-- START OF Record excerpts --

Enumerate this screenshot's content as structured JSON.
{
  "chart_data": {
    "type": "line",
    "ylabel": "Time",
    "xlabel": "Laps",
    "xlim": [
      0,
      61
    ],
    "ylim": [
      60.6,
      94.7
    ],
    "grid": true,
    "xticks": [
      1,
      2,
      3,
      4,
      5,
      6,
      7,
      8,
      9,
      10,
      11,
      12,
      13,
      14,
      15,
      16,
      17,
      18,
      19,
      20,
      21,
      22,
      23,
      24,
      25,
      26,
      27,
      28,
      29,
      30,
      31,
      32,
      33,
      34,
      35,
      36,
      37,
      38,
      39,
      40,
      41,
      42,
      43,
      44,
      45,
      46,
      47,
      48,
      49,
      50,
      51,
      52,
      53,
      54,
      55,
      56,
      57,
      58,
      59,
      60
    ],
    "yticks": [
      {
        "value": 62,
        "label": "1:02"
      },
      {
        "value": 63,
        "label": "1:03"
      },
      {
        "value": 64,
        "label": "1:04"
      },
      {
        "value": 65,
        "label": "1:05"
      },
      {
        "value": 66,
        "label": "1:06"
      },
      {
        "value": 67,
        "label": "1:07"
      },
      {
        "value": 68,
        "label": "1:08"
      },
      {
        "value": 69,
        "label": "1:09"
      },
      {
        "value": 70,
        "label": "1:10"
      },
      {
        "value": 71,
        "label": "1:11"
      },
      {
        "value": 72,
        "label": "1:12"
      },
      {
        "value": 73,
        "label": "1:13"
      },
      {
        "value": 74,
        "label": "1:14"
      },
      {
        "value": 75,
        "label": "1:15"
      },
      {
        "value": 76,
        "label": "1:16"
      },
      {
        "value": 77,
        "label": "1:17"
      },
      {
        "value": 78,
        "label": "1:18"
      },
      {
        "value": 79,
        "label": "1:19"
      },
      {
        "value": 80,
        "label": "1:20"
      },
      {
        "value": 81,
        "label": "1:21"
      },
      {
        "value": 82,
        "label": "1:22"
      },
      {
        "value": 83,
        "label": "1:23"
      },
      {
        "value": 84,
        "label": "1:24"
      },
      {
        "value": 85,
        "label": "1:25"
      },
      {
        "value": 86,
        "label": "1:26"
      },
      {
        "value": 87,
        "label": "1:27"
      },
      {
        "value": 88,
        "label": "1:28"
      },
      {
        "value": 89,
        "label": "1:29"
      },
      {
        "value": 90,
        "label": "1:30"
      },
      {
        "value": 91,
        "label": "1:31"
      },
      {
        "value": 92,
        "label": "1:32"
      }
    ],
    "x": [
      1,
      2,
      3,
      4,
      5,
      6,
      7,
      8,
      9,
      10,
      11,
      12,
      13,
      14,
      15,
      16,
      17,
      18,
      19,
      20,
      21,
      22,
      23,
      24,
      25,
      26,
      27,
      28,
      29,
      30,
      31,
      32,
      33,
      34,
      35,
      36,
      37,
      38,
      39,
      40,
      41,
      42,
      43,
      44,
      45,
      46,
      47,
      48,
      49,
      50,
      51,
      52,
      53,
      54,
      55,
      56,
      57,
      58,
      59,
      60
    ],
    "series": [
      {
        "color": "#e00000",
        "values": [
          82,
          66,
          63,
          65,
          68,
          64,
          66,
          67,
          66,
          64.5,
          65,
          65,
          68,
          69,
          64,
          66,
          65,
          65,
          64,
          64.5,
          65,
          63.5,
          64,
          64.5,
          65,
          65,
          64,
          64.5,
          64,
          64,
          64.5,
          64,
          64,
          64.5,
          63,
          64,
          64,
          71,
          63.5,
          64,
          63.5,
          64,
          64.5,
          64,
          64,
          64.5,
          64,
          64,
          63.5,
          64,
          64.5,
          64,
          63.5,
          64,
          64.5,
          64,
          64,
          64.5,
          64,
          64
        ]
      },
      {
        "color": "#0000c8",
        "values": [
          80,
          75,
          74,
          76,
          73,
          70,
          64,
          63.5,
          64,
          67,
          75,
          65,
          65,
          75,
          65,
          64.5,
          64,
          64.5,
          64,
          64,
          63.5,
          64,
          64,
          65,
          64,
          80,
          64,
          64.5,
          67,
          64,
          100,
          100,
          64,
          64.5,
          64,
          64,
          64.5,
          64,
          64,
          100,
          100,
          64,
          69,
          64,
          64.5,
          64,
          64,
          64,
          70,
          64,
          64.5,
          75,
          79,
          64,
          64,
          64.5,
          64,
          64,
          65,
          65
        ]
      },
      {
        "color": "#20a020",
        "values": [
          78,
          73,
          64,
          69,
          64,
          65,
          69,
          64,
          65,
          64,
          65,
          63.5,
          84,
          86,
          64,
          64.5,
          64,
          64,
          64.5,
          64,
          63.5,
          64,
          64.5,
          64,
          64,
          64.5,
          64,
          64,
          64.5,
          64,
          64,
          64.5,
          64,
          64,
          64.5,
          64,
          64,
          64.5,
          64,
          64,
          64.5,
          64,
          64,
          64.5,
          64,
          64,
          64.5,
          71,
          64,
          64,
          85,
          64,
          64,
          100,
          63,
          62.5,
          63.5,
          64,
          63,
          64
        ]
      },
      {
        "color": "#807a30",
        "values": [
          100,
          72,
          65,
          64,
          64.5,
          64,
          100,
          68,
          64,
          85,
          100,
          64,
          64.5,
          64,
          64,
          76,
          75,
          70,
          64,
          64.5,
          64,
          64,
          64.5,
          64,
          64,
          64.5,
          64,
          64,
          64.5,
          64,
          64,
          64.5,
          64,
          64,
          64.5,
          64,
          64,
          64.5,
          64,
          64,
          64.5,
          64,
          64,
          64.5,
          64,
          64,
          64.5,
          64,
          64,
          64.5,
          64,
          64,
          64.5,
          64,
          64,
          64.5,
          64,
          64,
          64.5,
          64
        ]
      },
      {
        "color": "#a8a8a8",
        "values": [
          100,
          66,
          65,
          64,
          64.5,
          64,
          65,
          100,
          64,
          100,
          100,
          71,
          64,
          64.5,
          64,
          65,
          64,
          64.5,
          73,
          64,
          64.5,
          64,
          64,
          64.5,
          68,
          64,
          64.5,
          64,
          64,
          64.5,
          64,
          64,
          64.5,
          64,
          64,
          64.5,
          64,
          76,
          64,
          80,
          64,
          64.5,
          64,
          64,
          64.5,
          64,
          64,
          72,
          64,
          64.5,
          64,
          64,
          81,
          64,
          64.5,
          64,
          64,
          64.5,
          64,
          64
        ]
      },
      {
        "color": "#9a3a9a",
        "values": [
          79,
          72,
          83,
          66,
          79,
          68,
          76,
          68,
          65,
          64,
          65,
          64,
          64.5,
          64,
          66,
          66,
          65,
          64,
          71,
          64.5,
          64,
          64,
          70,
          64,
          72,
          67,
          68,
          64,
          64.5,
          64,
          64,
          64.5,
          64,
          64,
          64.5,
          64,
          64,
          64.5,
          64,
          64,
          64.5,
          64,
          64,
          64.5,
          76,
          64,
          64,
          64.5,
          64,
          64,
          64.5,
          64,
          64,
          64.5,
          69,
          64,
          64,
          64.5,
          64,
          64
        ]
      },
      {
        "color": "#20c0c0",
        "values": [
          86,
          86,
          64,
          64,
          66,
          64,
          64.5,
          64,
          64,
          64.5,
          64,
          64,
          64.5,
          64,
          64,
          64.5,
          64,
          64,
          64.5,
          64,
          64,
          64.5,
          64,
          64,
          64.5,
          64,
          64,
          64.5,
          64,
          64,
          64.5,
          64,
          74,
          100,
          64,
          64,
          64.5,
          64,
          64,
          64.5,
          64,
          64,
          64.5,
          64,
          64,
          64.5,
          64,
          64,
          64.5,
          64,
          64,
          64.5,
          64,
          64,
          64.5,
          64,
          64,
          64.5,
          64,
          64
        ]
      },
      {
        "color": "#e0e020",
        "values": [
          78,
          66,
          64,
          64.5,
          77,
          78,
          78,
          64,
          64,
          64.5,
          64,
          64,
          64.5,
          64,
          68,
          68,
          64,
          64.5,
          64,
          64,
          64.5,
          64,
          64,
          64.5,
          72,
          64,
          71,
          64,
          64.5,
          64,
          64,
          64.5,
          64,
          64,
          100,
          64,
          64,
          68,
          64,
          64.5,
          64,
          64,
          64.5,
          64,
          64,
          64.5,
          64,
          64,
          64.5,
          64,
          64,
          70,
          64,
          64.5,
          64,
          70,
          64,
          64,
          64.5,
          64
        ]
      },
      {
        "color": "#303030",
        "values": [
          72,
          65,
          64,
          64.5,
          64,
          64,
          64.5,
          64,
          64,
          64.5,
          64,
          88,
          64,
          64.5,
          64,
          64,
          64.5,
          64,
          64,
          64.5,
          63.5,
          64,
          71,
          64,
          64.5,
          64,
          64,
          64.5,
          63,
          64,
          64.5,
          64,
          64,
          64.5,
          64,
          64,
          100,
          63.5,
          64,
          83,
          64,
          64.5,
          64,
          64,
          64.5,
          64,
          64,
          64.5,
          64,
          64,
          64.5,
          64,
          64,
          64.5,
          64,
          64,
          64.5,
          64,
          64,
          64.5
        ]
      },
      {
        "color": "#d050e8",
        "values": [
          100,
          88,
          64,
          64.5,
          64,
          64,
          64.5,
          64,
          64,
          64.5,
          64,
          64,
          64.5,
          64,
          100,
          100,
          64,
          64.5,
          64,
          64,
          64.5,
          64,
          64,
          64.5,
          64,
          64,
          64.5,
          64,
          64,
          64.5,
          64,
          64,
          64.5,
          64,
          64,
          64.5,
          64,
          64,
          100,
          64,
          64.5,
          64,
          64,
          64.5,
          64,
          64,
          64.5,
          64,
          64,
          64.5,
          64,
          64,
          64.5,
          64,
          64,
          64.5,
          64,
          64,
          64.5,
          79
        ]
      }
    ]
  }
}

-- END OF Record excerpts --

• _Stated problem_: Out of the records, collect only those lines that contain the string "color".

• _Response for this exercise_:
        "color": "#e00000",
        "color": "#0000c8",
        "color": "#20a020",
        "color": "#807a30",
        "color": "#a8a8a8",
        "color": "#9a3a9a",
        "color": "#20c0c0",
        "color": "#e0e020",
        "color": "#303030",
        "color": "#d050e8",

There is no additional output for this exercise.